### GOAL
From the listing below, return each line that includes "lakers".

Stored data
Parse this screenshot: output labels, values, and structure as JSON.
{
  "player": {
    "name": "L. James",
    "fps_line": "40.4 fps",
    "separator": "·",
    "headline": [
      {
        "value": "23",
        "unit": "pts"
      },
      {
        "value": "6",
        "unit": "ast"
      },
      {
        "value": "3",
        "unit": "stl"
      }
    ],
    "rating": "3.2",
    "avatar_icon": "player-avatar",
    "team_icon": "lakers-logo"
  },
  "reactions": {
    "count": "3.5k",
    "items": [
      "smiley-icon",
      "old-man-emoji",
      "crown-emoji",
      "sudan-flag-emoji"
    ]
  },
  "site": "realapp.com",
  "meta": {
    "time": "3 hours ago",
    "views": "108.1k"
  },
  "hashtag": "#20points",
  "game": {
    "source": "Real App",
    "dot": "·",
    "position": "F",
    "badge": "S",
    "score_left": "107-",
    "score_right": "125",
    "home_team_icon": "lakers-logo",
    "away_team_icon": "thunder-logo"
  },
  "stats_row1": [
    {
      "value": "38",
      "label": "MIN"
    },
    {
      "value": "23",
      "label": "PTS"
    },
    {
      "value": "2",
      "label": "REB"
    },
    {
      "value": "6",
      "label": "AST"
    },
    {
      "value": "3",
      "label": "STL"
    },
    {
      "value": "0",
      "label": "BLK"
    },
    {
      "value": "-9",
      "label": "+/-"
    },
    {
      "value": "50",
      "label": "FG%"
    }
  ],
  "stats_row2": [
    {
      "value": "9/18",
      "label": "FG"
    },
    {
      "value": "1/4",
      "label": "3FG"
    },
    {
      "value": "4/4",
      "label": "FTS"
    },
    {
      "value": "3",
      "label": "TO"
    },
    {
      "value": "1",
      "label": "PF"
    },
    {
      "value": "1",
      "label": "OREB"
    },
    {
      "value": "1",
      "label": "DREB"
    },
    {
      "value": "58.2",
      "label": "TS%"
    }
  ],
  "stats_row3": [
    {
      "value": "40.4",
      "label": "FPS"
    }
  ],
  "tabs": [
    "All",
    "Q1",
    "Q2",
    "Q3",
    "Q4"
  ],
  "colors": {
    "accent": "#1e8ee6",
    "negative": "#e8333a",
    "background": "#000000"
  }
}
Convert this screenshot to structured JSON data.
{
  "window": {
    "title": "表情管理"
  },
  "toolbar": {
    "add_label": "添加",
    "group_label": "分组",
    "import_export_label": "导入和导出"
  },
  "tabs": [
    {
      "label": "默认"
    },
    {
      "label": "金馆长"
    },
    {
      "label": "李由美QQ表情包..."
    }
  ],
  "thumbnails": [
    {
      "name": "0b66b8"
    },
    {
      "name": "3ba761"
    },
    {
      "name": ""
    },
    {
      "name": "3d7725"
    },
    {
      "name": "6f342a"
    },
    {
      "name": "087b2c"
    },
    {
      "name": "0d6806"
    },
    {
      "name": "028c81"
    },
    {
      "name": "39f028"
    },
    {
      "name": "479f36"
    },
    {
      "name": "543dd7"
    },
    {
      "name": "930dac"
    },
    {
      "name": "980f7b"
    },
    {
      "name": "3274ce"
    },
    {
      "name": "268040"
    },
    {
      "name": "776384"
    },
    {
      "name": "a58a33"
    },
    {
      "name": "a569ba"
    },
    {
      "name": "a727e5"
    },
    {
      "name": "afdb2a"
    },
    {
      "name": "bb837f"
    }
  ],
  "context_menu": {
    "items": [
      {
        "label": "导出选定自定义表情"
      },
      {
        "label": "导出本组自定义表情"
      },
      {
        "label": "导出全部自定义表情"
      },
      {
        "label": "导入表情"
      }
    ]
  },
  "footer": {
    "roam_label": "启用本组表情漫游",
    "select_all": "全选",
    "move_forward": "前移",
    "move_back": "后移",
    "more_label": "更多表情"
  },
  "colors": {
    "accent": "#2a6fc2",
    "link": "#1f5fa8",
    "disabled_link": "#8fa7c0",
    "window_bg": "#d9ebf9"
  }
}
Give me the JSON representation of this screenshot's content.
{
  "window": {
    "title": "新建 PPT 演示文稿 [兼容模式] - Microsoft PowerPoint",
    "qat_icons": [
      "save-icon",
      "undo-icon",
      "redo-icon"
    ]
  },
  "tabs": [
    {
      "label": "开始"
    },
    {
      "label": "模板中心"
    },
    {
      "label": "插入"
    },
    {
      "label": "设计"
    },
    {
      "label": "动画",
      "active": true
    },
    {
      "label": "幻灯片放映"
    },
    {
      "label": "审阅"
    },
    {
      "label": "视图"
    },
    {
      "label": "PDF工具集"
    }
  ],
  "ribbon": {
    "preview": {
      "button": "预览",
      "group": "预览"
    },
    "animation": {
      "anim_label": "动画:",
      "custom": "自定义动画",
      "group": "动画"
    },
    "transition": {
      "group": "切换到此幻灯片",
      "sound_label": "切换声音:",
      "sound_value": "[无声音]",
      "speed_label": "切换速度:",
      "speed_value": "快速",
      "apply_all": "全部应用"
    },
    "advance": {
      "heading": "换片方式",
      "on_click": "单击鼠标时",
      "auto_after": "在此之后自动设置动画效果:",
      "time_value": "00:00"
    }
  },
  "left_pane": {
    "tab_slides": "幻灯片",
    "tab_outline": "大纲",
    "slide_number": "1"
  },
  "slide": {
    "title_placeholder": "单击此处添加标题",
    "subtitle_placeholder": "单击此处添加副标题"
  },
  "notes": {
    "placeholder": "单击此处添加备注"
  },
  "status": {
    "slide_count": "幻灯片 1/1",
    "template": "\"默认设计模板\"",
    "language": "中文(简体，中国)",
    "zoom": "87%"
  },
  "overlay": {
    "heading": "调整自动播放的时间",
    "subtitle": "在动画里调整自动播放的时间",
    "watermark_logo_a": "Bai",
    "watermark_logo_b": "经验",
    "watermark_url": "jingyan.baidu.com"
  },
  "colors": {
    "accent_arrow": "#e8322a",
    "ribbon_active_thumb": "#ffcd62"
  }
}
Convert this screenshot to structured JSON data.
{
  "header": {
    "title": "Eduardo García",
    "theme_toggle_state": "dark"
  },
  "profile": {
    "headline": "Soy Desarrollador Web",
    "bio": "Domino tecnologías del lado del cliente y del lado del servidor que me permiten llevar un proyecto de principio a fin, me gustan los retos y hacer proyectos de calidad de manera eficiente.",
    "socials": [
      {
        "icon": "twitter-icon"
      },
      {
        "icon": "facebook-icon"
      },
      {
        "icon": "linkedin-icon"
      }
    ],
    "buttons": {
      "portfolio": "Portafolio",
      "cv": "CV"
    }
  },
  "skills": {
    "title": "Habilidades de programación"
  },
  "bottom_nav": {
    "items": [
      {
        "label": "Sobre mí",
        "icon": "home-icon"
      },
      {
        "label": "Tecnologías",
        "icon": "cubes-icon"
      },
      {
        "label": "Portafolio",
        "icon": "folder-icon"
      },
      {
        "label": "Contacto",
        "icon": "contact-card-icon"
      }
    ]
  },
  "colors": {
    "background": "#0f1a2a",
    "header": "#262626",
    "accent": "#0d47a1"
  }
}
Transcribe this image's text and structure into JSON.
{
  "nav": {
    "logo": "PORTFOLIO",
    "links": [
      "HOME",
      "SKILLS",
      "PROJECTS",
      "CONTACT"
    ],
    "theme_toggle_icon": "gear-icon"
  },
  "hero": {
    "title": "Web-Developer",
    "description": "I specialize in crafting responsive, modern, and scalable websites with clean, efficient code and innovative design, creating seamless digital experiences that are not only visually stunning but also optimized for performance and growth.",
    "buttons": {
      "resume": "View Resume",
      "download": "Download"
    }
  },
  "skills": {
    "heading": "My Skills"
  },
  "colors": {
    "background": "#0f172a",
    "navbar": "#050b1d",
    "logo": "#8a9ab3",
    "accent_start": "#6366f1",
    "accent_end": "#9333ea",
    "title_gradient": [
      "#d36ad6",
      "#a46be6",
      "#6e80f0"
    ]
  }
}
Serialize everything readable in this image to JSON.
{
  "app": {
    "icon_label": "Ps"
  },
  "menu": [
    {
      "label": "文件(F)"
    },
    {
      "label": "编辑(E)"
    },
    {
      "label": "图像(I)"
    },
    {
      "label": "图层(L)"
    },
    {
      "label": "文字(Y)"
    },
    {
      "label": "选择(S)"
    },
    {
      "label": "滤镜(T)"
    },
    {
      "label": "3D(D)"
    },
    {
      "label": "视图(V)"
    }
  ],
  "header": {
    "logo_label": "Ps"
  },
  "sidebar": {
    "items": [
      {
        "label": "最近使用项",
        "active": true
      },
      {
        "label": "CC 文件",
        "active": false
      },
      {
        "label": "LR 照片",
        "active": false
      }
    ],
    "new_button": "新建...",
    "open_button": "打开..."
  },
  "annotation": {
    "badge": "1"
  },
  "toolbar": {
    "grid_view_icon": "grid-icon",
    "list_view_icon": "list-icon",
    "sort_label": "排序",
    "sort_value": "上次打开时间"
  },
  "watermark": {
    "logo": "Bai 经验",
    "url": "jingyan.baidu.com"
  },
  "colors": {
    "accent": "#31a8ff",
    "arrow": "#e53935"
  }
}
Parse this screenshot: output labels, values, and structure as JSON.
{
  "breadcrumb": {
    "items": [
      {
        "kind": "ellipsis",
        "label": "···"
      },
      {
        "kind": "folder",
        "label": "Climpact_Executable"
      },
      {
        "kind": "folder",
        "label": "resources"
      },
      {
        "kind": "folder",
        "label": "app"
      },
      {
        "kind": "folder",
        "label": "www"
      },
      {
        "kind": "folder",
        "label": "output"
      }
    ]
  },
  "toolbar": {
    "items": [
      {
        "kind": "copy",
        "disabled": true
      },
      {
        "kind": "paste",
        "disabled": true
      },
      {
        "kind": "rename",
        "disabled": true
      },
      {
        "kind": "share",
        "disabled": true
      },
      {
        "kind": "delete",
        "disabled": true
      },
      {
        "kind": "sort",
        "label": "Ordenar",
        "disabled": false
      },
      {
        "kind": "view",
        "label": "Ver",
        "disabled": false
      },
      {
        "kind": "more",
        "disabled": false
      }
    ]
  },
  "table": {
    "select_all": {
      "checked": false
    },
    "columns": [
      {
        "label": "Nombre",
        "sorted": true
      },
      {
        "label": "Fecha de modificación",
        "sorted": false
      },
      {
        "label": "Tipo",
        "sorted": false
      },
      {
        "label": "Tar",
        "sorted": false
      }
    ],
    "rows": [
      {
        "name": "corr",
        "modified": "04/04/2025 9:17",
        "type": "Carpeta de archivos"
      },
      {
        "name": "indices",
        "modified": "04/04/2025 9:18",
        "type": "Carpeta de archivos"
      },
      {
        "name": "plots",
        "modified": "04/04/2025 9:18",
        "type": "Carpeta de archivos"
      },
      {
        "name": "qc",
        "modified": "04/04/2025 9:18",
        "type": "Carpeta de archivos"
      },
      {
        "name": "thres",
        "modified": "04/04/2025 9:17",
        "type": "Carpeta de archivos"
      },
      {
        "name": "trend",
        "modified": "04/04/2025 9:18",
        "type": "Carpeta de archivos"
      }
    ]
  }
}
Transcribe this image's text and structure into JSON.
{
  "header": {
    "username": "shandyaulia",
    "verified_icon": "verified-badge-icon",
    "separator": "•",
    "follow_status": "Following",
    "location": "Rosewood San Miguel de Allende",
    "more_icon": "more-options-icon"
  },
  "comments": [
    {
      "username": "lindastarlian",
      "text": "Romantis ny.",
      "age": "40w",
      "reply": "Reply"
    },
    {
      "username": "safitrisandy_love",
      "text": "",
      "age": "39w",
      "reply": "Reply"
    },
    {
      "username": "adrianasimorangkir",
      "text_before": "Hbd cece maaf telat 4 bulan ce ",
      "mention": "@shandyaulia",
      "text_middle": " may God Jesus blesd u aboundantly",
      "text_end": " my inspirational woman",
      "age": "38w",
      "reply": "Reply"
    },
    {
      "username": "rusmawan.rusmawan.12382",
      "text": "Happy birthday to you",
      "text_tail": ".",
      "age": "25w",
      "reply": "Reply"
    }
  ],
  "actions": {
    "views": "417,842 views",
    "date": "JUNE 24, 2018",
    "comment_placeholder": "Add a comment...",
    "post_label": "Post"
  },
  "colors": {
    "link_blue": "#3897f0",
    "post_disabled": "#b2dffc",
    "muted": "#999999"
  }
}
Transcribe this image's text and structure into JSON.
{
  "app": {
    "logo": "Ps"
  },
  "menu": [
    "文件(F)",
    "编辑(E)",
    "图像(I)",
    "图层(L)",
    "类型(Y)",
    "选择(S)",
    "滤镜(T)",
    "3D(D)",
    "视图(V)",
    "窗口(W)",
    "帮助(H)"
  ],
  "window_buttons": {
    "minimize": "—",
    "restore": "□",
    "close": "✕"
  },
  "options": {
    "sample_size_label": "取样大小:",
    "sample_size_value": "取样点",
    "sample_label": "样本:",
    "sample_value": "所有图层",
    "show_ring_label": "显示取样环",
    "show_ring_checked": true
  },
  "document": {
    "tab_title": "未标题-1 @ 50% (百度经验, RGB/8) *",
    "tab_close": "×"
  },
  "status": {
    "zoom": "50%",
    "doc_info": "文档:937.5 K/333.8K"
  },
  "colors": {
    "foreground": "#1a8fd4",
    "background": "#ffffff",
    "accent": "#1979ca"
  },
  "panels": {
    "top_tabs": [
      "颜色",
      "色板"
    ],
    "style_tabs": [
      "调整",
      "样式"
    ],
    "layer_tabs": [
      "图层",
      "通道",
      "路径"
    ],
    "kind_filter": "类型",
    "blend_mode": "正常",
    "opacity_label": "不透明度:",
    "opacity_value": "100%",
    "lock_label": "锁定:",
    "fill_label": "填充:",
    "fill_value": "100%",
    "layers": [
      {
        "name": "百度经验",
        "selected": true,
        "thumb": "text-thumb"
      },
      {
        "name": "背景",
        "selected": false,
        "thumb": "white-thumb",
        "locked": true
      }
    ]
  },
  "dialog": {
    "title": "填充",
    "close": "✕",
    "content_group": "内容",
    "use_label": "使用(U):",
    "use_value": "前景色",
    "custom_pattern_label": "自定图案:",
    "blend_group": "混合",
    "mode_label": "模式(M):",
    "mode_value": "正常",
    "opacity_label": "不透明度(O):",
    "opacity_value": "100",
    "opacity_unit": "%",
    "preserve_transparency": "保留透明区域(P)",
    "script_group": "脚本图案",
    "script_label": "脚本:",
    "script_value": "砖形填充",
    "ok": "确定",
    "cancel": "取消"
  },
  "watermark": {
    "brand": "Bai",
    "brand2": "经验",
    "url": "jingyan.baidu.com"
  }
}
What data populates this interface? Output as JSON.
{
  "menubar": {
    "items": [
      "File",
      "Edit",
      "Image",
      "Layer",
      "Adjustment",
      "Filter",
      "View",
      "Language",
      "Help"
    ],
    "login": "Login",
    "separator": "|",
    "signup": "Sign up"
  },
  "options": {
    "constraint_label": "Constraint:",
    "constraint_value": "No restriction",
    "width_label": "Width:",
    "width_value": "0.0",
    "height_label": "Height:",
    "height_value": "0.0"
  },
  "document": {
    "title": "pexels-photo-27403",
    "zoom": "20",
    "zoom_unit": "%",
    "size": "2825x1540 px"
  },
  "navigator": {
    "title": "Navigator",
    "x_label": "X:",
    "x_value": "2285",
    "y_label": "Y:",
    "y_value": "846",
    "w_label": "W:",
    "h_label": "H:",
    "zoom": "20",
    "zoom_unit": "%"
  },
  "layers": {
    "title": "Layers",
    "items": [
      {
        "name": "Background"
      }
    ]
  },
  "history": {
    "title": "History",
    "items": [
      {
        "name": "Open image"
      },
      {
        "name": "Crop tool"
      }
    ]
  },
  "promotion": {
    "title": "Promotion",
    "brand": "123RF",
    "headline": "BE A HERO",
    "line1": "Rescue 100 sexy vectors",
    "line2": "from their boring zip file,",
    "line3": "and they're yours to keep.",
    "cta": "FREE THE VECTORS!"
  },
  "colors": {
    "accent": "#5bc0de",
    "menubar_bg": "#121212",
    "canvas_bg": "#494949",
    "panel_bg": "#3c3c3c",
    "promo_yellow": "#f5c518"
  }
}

### CORRECT RESULT
    "team_icon": "lakers-logo"
    "home_team_icon": "lakers-logo",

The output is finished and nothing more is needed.